• _Extrait choisi_:
=-=-=-=-=

Sous la direction de Nicolas Delesalle
grand reporter à Télérama

«Pour qu'un message publicitaire soit perçu, il faut que le cerveau du téléspectateur soit disponible. Nos émissions ont pour vocation de le rendre disponible : c'est-à-dire de le divertir, de le détendre pour le préparer entre deux messages. Ce que nous vendons à Coca-Cola, c'est du temps de cerveau humain disponible.»

Patrick Le Lay, PDG de TF1, mai 2004

«La Petite Maison dans la prairie, c'est l'Amérique comme on la rêve... Il y a tout dans ce feuilleton. L'aventure, le suspens, le roman familial, le temps qui passe, les gentils et les méchants, la leçon d'Histoire... Des fois on sort carrément le mouchoir parce que, dame, il y en a qui meurent, des qu'on aime bien et c'est drôlement triste. Bref, les Ingalls maintenant depuis que je vis avec, ils font partie de la famille. Ce sont comme des cousins du Minnesota dont je prends des nouvelles régulièrement, histoire de voir si tout va bien.»

Alain Rémond, Télérama n 2040


  • Les courts extraits de livres : 10/09/2010

Avant-propos de Fabienne Pascaud, directrice de la rédaction

En toute liberté

Quand les années quatre-vingt commencent, à mi-parcours de son histoire, Télérama a déjà plus que pignon sur rue. Dans les grands domaines de la culture - télévision, radio, cinéma, musique -, c'est un magazine dont on respecte les critiques, les avis, les opinions. Son indépendance d'esprit et son côté franc-tireur, hors norme et hors mode (sauf celles qu'il se donne...) font un peu peur; quand on ne relève pas avec ironie son côté donneur de leçons, moralisateur ou catho de gauche. Mais Télérama est insensible aux moqueries et n'est pas même assez mondain pour les entendre. L'équipe fréquente peu les cocktails de presse ou autres réseaux médiatiques; elle n'a d'autre carnet d'adresses que celui qui sert pour les enquêtes et les interviews. C'est ce Télérama-là, libre et anticonformiste, qui m'a fait grandir.
Les idées, les innovations y foisonnent. Claude Le Bihan, par exemple, bien avant ses confrères de la presse, court la France pour y nouer des partenariats avec les plus inventives, les plus prometteuses initiatives culturelles. Il imagine ainsi, le premier, un type de «mécénat culturel» qui rend magnifiquement visible Télérama dans tous les lieux où le portent sa boulimique curiosité, son goût du risque, aussi. Peu à peu, grâce à lui, le journal devient un réel acteur de la décentralisation. Et les critiques maison le soutiennent, car il respecte toujours leurs avis, et n'offre rien d'autre qu'un «label» Télérama, et des espaces publicitaires sans la moindre contrepartie rédactionnelle. En échange, festivals, théâtres, salles de concert affichent nos couleurs. Et la renommée du magazine se développe dans tout l'Hexagone.

=-=-=-=-=

• _Extraits des données_:
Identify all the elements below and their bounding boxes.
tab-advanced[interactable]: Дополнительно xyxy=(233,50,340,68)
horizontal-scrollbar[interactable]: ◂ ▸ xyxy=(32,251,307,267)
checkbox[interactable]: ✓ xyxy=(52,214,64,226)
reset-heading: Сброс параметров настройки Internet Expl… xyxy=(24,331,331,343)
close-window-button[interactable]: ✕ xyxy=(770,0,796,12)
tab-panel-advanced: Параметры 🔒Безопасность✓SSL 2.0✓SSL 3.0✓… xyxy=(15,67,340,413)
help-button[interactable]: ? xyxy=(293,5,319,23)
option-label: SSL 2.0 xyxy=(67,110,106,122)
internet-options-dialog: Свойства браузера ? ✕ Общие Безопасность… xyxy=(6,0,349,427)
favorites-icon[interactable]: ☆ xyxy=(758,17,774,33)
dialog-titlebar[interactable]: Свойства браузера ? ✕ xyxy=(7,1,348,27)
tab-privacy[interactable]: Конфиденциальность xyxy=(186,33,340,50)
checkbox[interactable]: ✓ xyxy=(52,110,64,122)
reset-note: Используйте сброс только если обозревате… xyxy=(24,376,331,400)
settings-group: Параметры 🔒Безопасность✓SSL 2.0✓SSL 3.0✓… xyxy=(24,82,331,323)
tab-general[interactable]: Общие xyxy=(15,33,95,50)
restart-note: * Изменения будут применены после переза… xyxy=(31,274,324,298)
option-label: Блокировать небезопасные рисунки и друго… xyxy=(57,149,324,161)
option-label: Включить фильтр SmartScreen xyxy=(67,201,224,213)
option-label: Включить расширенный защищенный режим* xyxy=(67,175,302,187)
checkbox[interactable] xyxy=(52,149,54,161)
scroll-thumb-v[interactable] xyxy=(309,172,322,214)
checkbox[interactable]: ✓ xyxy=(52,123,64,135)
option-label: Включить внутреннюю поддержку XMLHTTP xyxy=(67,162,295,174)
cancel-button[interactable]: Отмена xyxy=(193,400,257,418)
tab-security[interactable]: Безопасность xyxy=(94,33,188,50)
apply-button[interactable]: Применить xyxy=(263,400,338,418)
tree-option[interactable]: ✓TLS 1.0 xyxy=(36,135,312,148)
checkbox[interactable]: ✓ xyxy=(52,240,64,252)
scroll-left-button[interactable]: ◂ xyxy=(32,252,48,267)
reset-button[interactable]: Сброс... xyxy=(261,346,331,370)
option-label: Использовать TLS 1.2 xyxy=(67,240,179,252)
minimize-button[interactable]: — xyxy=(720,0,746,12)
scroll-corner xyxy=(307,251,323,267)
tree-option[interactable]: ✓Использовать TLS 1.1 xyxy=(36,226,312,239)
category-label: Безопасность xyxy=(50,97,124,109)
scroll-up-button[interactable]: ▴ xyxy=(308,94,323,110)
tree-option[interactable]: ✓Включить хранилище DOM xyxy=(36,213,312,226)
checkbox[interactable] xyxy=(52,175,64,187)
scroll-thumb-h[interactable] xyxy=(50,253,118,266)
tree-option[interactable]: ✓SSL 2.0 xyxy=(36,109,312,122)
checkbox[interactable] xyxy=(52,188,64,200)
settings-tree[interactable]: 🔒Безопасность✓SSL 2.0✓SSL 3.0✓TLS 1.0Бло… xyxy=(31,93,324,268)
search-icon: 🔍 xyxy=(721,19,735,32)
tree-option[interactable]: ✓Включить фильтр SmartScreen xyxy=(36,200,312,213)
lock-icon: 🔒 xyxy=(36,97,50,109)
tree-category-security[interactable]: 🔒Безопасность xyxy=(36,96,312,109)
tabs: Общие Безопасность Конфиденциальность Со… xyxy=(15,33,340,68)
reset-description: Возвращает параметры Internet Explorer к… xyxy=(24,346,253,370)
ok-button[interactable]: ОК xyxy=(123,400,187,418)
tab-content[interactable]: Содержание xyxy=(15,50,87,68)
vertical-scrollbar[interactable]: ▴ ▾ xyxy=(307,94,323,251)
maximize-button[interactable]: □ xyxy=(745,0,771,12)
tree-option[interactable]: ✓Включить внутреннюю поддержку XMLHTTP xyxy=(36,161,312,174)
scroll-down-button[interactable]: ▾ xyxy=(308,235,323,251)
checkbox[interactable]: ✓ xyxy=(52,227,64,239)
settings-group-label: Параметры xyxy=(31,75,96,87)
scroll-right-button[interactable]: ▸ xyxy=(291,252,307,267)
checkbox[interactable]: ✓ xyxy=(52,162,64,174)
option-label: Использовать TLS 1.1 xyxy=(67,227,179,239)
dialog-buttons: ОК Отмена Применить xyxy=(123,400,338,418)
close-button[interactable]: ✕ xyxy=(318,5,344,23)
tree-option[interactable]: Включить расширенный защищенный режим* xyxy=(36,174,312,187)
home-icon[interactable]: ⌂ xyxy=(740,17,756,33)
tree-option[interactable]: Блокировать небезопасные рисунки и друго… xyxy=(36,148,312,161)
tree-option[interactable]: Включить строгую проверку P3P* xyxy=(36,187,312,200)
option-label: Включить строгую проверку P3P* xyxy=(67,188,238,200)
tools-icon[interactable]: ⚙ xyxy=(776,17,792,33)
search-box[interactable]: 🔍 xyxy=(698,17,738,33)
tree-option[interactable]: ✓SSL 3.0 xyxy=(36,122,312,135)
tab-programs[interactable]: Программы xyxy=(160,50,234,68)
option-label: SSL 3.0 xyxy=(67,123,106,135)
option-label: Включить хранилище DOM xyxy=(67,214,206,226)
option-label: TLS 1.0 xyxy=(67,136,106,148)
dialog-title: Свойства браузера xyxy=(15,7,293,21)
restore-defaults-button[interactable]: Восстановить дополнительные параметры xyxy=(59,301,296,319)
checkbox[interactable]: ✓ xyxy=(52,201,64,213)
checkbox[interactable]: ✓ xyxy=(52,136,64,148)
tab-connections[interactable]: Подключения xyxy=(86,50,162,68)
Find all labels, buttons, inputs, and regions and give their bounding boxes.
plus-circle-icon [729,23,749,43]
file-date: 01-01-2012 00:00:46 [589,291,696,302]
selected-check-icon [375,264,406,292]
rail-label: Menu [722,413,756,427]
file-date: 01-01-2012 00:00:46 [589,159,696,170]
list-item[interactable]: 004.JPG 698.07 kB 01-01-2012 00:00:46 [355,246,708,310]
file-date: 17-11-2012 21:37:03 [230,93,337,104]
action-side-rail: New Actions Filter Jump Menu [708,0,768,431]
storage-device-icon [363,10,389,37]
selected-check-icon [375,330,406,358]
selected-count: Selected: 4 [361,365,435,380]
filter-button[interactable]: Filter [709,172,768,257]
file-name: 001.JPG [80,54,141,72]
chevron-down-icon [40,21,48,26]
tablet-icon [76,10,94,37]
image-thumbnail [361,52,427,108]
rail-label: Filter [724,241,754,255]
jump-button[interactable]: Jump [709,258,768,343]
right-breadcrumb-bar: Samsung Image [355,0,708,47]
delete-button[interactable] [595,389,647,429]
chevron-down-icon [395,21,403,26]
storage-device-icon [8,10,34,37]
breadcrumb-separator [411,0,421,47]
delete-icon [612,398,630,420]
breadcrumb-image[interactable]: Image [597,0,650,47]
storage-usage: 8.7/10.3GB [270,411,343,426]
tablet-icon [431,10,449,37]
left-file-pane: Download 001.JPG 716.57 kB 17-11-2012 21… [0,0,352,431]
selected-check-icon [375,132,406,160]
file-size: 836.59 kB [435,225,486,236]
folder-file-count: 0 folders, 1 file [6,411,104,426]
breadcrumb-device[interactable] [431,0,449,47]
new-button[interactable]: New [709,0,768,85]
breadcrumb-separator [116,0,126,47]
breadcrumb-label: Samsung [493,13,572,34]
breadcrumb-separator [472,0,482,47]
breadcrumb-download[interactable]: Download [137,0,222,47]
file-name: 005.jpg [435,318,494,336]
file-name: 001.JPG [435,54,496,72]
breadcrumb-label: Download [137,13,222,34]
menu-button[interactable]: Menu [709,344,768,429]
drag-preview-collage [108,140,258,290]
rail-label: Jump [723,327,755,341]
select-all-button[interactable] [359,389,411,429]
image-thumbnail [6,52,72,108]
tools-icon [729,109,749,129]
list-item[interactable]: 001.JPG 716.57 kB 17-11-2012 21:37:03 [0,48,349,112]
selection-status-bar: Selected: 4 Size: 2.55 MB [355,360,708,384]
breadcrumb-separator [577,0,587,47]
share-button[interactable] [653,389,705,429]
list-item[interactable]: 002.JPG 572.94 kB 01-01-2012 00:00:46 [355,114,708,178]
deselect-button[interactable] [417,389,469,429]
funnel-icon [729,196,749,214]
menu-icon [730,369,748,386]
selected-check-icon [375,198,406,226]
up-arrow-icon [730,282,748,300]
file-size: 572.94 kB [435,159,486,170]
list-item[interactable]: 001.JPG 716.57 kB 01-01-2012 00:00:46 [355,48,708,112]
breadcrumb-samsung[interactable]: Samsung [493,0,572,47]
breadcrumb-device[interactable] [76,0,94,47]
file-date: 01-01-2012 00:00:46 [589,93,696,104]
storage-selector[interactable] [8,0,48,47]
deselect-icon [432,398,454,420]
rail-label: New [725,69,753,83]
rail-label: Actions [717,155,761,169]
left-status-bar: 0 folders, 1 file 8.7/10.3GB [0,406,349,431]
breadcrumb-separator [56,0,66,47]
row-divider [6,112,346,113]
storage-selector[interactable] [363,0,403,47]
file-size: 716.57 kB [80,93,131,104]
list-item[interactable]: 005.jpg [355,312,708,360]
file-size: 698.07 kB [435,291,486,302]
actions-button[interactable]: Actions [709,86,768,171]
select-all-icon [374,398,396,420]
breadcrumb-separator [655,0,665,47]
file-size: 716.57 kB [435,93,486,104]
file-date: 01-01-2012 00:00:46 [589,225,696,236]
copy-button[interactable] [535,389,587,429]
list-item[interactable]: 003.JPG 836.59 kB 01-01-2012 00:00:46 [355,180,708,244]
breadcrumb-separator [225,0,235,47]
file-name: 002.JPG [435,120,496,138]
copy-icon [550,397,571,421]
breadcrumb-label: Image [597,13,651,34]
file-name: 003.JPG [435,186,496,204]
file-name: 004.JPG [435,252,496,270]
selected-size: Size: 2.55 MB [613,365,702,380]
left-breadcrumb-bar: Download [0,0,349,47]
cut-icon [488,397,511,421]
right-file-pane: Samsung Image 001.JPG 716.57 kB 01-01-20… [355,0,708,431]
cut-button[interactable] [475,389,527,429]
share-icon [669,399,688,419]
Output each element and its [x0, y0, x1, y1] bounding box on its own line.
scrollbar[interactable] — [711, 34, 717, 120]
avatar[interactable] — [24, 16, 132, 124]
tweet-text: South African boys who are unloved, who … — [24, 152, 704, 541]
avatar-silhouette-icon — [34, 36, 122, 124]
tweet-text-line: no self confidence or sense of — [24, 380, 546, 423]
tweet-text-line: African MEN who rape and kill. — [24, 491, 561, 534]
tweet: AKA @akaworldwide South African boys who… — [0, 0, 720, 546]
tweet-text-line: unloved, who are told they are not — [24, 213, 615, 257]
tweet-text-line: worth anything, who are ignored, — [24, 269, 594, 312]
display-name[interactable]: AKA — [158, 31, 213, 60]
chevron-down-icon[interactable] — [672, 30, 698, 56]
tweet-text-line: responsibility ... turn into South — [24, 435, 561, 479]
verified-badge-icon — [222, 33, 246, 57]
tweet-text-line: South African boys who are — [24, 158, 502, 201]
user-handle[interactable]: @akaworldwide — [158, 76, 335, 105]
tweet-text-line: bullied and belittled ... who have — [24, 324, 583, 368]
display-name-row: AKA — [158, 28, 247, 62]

=-=-=-=-=

• _Travail à faire_:
a) Modifiez le passage de l'extrait qui commence à « Quand les années » et se termine à « m'a fait grandir. » : remplacez « cocktails » par « soirées ».
b) Quels grands domaines de la culture l'extrait énumère-t-il entre tirets ?
Les données constituent un ensemble à part, indépendant de l'extrait.

• _Réponses_:
a)
Quand les années quatre-vingt commencent, à mi-parcours de son histoire, Télérama a déjà plus que pignon sur rue. Dans les grands domaines de la culture - télévision, radio, cinéma, musique -, c'est un magazine dont on respecte les critiques, les avis, les opinions. Son indépendance d'esprit et son côté franc-tireur, hors norme et hors mode (sauf celles qu'il se donne...) font un peu peur; quand on ne relève pas avec ironie son côté donneur de leçons, moralisateur ou catho de gauche. Mais Télérama est insensible aux moqueries et n'est pas même assez mondain pour les entendre. L'équipe fréquente peu les soirées de presse ou autres réseaux médiatiques; elle n'a d'autre carnet d'adresses que celui qui sert pour les enquêtes et les interviews. C'est ce Télérama-là, libre et anticonformiste, qui m'a fait grandir.

b) Télévision, radio, cinéma, musique.